Which lines of the material contain the string "value"? List each one in full.

◆ RECORDS SHOWN ◆
---+---

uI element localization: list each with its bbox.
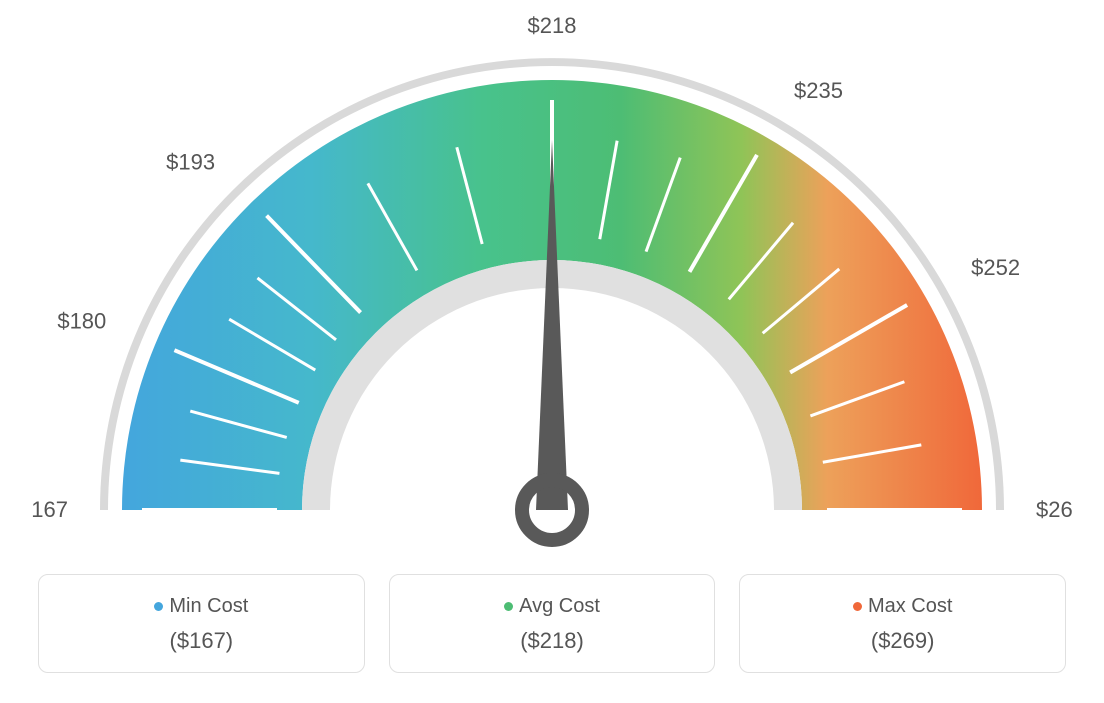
svg-text:$252: $252 [971,255,1020,280]
svg-text:$218: $218 [528,13,577,38]
max-cost-label: Max Cost [750,595,1055,618]
svg-text:$193: $193 [166,150,215,175]
min-cost-label: Min Cost [49,595,354,618]
svg-text:$235: $235 [794,78,843,103]
avg-label-text: Avg Cost [519,595,600,617]
summary-cards: Min Cost ($167) Avg Cost ($218) Max Cost… [30,574,1074,673]
svg-text:$269: $269 [1036,497,1072,522]
avg-cost-label: Avg Cost [400,595,705,618]
gauge-chart: $167 $180 $193 $218 $235 $252 $269 [30,10,1074,550]
max-cost-value: ($269) [750,628,1055,654]
avg-dot-icon [504,602,513,611]
min-cost-value: ($167) [49,628,354,654]
svg-text:$167: $167 [32,497,68,522]
max-cost-card: Max Cost ($269) [739,574,1066,673]
min-label-text: Min Cost [169,595,248,617]
avg-cost-card: Avg Cost ($218) [389,574,716,673]
avg-cost-value: ($218) [400,628,705,654]
max-label-text: Max Cost [868,595,952,617]
min-cost-card: Min Cost ($167) [38,574,365,673]
svg-text:$180: $180 [57,308,106,333]
max-dot-icon [853,602,862,611]
min-dot-icon [154,602,163,611]
chart-container: $167 $180 $193 $218 $235 $252 $269 Min Cost ($… [0,0,1104,703]
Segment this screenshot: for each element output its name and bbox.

---+---

◆ WORKED SOLUTION ◆
max-cost-value: ($269) [750,628,1055,654]
min-cost-value: ($167) [49,628,354,654]
avg-cost-value: ($218) [400,628,705,654]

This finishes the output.